- [GOAL OF THE EXERCISE] Your task is to copy the listing exactly. Drop any pictures from the copy.
** start of INPUT FOR THIS TASK **
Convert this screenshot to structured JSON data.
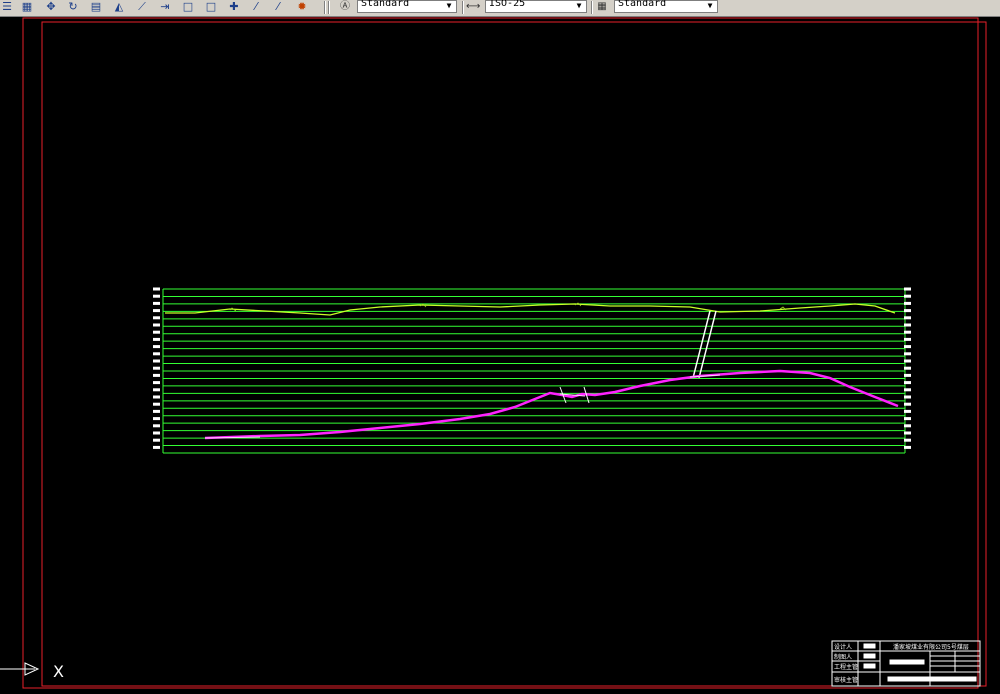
{
  "toolbar": {
    "icons": [
      "align-icon",
      "grid-icon",
      "pan-icon",
      "rotate-icon",
      "block-icon",
      "mirror-icon",
      "trim-icon",
      "extend-icon",
      "rect-icon",
      "rect2-icon",
      "explode-icon",
      "pencil-icon",
      "pencil2-icon",
      "properties-icon"
    ],
    "text_style": {
      "value": "Standard",
      "icon": "text-style-icon"
    },
    "dim_style": {
      "value": "ISO-25",
      "icon": "dimension-style-icon"
    },
    "table_style": {
      "value": "Standard",
      "icon": "table-style-icon"
    }
  },
  "drawing": {
    "colors": {
      "background": "#000000",
      "frame": "#e8202a",
      "grid": "#33ff33",
      "terrain": "#c8ff28",
      "profile": "#ff22ff",
      "tick": "#ffffff"
    },
    "ucs_label": "X",
    "title_block": {
      "header": "潘家坡煤业有限公司5号煤层",
      "rows": [
        "设计人",
        "制图人",
        "工程主管",
        "审核主管"
      ]
    }
  }
}
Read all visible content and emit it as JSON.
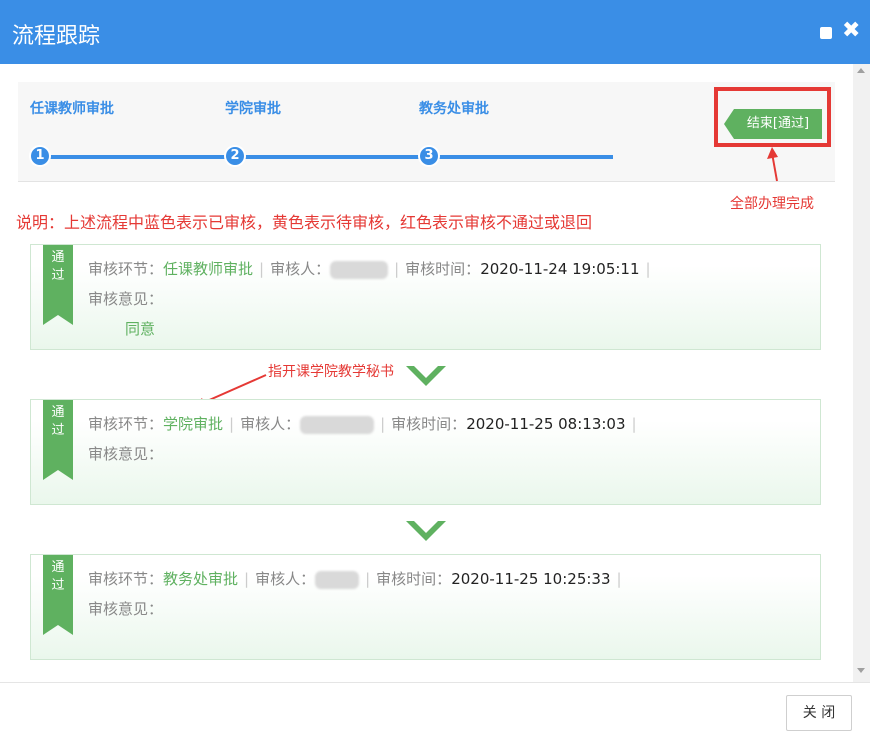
{
  "dialog": {
    "title": "流程跟踪",
    "close_button": "关 闭"
  },
  "flow": {
    "steps": [
      {
        "number": "1",
        "label": "任课教师审批"
      },
      {
        "number": "2",
        "label": "学院审批"
      },
      {
        "number": "3",
        "label": "教务处审批"
      }
    ],
    "end_tag": "结束[通过]",
    "end_note": "全部办理完成"
  },
  "explanation": "说明：上述流程中蓝色表示已审核，黄色表示待审核，红色表示审核不通过或退回",
  "annotation": "指开课学院教学秘书",
  "labels": {
    "status": "通过",
    "stage": "审核环节：",
    "reviewer": "审核人：",
    "time": "审核时间：",
    "opinion": "审核意见："
  },
  "records": [
    {
      "stage": "任课教师审批",
      "time": "2020-11-24 19:05:11",
      "opinion": "同意"
    },
    {
      "stage": "学院审批",
      "time": "2020-11-25 08:13:03",
      "opinion": ""
    },
    {
      "stage": "教务处审批",
      "time": "2020-11-25 10:25:33",
      "opinion": ""
    }
  ],
  "colors": {
    "accent": "#3a8ee6",
    "pass": "#5fb160",
    "alert": "#e53935"
  }
}
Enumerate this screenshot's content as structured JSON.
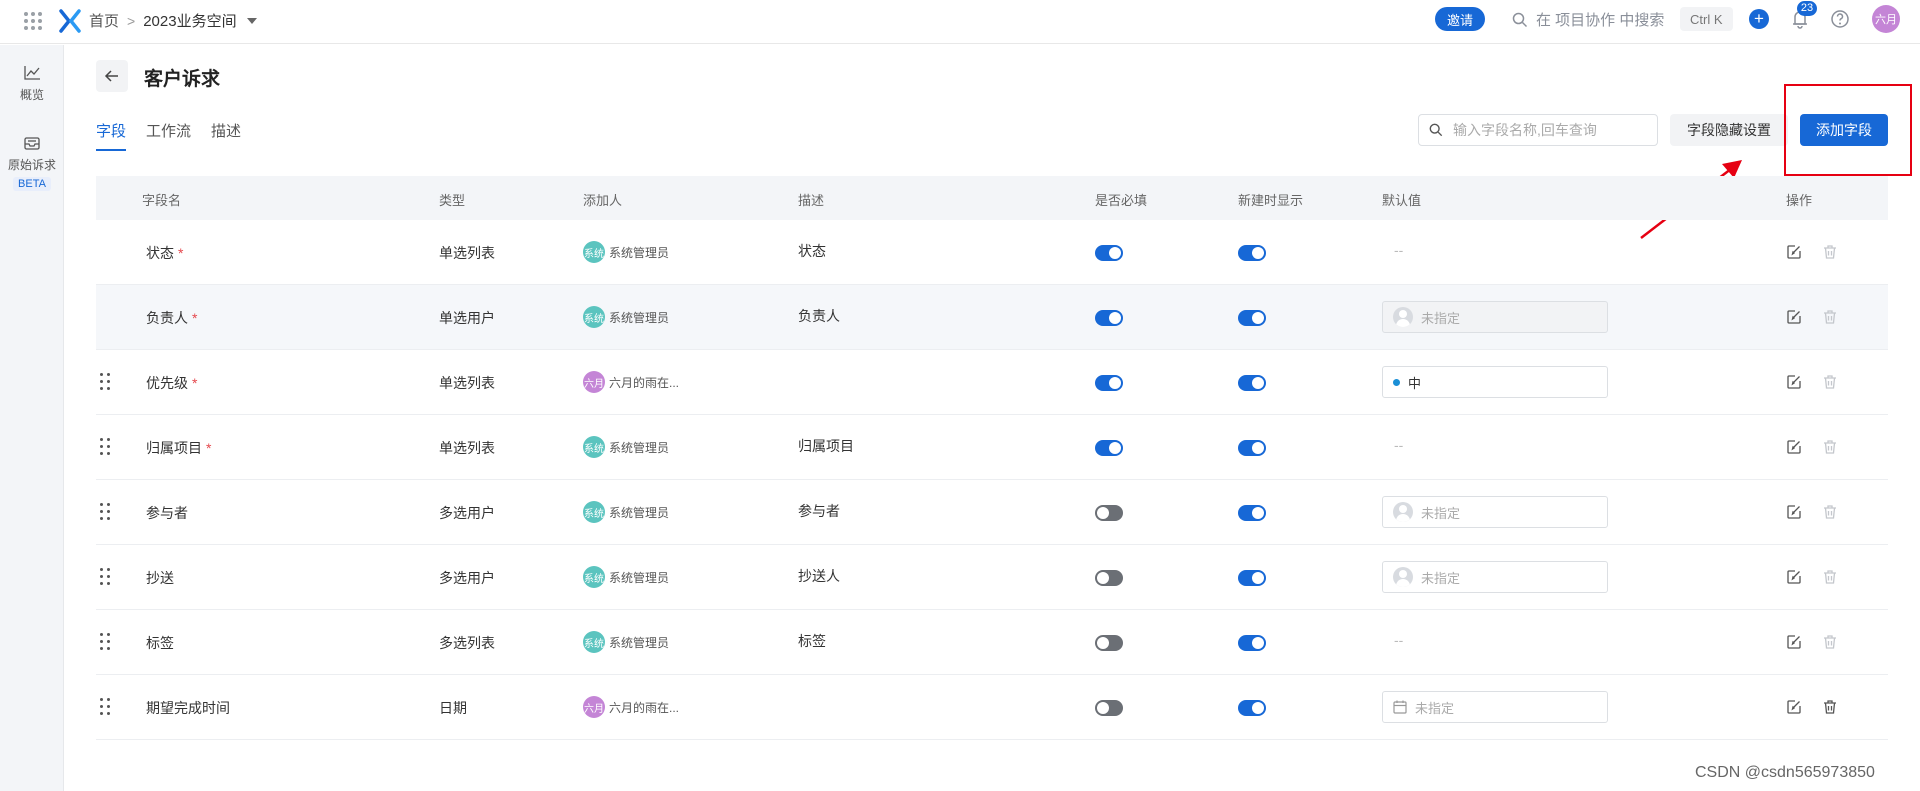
** end of INPUT FOR THIS TASK **
- [SOLUTION TO THIS TASK]
Convert this screenshot to structured JSON data.
{
  "toolbar": {
    "icons": [
      "align-icon",
      "grid-icon",
      "pan-icon",
      "rotate-icon",
      "block-icon",
      "mirror-icon",
      "trim-icon",
      "extend-icon",
      "rect-icon",
      "rect2-icon",
      "explode-icon",
      "pencil-icon",
      "pencil2-icon",
      "properties-icon"
    ],
    "text_style": {
      "value": "Standard",
      "icon": "text-style-icon"
    },
    "dim_style": {
      "value": "ISO-25",
      "icon": "dimension-style-icon"
    },
    "table_style": {
      "value": "Standard",
      "icon": "table-style-icon"
    }
  },
  "drawing": {
    "colors": {
      "background": "#000000",
      "frame": "#e8202a",
      "grid": "#33ff33",
      "terrain": "#c8ff28",
      "profile": "#ff22ff",
      "tick": "#ffffff"
    },
    "ucs_label": "X",
    "title_block": {
      "header": "潘家坡煤业有限公司5号煤层",
      "rows": [
        "设计人",
        "制图人",
        "工程主管",
        "审核主管"
      ]
    }
  }
}
Read all visible content and emit it as JSON.
{
  "dialog": {
    "title": "流程跟踪",
    "close_button": "关 闭"
  },
  "flow": {
    "steps": [
      {
        "number": "1",
        "label": "任课教师审批"
      },
      {
        "number": "2",
        "label": "学院审批"
      },
      {
        "number": "3",
        "label": "教务处审批"
      }
    ],
    "end_tag": "结束[通过]",
    "end_note": "全部办理完成"
  },
  "explanation": "说明：上述流程中蓝色表示已审核，黄色表示待审核，红色表示审核不通过或退回",
  "annotation": "指开课学院教学秘书",
  "labels": {
    "status": "通过",
    "stage": "审核环节：",
    "reviewer": "审核人：",
    "time": "审核时间：",
    "opinion": "审核意见："
  },
  "records": [
    {
      "stage": "任课教师审批",
      "time": "2020-11-24 19:05:11",
      "opinion": "同意"
    },
    {
      "stage": "学院审批",
      "time": "2020-11-25 08:13:03",
      "opinion": ""
    },
    {
      "stage": "教务处审批",
      "time": "2020-11-25 10:25:33",
      "opinion": ""
    }
  ],
  "colors": {
    "accent": "#3a8ee6",
    "pass": "#5fb160",
    "alert": "#e53935"
  }
}
Enumerate this screenshot's content as structured JSON.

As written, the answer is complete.